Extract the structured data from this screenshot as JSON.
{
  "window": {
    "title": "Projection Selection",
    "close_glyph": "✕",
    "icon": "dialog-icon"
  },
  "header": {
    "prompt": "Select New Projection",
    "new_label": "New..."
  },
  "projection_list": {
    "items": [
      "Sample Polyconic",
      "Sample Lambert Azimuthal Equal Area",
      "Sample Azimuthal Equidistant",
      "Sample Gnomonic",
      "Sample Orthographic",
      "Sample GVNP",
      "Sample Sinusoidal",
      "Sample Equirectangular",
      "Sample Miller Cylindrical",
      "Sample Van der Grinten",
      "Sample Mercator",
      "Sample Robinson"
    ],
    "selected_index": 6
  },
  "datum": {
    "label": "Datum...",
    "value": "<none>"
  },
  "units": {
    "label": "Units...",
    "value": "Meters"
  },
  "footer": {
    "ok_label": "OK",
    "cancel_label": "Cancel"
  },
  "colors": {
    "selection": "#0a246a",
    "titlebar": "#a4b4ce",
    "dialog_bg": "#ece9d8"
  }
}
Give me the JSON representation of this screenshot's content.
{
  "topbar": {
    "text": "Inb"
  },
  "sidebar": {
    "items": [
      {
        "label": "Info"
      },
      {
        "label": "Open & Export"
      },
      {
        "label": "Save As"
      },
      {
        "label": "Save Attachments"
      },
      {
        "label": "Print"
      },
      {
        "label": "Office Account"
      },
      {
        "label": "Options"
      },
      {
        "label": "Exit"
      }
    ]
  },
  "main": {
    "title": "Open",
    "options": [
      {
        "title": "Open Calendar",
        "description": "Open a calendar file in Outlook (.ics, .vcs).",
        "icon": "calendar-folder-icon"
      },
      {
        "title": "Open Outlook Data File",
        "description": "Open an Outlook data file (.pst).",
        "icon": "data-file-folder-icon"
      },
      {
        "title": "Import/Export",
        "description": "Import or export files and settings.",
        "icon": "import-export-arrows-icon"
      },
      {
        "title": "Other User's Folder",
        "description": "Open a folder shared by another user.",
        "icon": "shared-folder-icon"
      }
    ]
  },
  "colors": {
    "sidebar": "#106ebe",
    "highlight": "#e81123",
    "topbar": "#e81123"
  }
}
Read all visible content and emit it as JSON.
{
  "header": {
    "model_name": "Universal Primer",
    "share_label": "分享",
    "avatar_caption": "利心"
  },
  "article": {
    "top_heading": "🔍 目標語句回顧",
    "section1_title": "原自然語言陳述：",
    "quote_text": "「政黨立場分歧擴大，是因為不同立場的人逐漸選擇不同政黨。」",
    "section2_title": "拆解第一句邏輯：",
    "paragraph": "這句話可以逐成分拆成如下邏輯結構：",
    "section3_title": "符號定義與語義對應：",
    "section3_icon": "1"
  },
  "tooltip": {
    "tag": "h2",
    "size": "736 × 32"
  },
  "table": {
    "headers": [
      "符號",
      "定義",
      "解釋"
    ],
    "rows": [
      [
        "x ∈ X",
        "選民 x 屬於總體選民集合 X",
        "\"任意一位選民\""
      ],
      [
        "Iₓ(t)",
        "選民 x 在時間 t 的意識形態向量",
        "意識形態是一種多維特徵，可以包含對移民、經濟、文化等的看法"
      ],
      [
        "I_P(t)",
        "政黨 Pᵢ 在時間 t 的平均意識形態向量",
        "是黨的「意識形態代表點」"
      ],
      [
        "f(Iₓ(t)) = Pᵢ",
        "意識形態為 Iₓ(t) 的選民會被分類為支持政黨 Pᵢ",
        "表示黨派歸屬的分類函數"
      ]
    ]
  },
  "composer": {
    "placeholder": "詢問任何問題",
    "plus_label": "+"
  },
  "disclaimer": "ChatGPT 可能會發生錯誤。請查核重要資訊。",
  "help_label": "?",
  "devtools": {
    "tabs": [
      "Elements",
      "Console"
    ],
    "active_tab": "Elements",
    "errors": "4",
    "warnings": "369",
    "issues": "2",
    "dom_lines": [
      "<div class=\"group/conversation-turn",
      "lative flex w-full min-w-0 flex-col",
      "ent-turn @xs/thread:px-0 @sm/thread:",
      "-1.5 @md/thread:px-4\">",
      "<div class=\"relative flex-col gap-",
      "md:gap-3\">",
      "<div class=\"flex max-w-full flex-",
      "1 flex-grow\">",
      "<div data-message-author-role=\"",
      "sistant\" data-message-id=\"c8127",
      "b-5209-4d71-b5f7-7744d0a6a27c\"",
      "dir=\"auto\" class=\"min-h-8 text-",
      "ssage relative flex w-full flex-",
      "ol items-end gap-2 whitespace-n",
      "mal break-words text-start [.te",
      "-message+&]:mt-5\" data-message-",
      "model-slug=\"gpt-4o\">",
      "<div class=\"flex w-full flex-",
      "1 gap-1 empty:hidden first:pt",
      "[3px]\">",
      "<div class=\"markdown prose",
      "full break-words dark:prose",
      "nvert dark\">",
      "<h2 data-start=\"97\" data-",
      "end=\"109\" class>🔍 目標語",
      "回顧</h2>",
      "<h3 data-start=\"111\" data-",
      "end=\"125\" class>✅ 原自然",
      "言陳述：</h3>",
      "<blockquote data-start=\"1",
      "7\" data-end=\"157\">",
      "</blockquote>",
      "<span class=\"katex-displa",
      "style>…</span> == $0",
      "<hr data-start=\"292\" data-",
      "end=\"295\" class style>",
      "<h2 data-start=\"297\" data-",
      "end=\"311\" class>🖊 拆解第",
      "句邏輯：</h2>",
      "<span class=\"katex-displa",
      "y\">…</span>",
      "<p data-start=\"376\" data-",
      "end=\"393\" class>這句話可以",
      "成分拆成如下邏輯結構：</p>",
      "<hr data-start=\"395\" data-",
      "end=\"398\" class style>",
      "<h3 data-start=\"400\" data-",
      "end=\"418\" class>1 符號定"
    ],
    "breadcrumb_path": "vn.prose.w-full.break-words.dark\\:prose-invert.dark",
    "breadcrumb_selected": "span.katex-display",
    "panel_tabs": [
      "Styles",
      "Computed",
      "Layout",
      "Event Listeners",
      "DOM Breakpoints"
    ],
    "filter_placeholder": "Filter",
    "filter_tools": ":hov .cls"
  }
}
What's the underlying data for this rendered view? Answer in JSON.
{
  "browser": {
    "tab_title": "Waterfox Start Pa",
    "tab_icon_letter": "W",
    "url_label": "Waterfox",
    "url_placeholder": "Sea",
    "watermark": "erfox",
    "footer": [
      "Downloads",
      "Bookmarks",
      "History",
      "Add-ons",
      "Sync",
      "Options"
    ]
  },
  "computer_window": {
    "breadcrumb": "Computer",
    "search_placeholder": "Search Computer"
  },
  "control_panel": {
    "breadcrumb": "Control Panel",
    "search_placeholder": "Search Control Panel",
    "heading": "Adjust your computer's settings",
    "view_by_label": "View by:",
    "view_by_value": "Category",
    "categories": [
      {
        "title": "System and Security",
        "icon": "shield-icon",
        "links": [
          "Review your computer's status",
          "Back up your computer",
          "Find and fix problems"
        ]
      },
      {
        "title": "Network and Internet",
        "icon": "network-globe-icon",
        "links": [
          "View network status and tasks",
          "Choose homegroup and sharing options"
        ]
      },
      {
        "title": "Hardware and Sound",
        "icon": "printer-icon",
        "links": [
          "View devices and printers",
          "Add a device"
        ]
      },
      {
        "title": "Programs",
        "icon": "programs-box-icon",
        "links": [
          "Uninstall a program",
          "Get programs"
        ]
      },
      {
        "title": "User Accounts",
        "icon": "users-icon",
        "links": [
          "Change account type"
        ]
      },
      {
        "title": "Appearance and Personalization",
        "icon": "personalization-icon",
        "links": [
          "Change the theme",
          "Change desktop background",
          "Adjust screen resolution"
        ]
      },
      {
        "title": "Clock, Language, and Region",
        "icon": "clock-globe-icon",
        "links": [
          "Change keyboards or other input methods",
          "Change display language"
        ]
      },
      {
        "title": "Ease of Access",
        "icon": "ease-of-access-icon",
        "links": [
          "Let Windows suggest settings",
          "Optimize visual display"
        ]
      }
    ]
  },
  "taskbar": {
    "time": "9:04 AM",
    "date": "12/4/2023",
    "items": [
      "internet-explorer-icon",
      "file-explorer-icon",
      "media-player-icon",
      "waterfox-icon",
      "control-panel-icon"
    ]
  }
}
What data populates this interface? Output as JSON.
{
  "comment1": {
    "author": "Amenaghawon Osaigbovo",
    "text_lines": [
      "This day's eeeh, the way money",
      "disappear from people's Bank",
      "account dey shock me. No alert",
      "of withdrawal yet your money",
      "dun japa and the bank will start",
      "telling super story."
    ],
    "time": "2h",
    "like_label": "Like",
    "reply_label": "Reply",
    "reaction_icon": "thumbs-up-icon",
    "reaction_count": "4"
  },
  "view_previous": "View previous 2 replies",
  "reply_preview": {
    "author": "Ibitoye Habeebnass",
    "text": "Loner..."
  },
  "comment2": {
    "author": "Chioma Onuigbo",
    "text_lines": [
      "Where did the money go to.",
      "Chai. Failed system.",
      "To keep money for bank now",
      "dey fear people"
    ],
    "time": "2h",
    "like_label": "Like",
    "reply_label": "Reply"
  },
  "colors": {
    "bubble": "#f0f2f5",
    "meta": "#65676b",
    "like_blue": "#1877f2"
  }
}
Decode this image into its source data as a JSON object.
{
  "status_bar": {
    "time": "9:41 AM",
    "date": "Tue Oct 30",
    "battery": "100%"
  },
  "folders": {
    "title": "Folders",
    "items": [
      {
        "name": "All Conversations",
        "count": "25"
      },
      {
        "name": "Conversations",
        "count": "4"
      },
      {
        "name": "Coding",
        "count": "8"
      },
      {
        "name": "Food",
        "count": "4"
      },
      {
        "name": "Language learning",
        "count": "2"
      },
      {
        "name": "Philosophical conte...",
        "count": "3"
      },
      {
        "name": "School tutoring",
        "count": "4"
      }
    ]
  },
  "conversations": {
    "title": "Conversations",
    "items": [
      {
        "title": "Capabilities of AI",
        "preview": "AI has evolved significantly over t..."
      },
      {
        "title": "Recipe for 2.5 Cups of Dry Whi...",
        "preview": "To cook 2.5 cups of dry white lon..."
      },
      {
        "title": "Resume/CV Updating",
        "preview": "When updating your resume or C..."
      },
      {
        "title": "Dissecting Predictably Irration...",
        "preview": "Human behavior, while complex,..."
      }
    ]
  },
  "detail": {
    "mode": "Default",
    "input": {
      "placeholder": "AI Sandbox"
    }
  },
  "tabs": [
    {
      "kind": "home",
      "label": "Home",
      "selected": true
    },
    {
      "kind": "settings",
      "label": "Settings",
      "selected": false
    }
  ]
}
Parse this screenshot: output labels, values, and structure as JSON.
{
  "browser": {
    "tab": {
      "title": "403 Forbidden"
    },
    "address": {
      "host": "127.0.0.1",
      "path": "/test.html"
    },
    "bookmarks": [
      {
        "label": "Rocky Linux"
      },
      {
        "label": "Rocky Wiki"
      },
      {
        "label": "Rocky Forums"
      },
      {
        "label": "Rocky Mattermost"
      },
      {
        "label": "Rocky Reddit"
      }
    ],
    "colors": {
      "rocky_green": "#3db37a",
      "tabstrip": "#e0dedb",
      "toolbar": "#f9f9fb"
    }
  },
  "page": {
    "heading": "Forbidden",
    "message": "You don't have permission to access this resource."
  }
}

## AIM OF THE TASK
Where a line above holds the string "description", show that line.

## OUTPUT BELOW
        "description": "Open a calendar file in Outlook (.ics, .vcs).",
        "description": "Open an Outlook data file (.pst).",
        "description": "Import or export files and settings.",
        "description": "Open a folder shared by another user.",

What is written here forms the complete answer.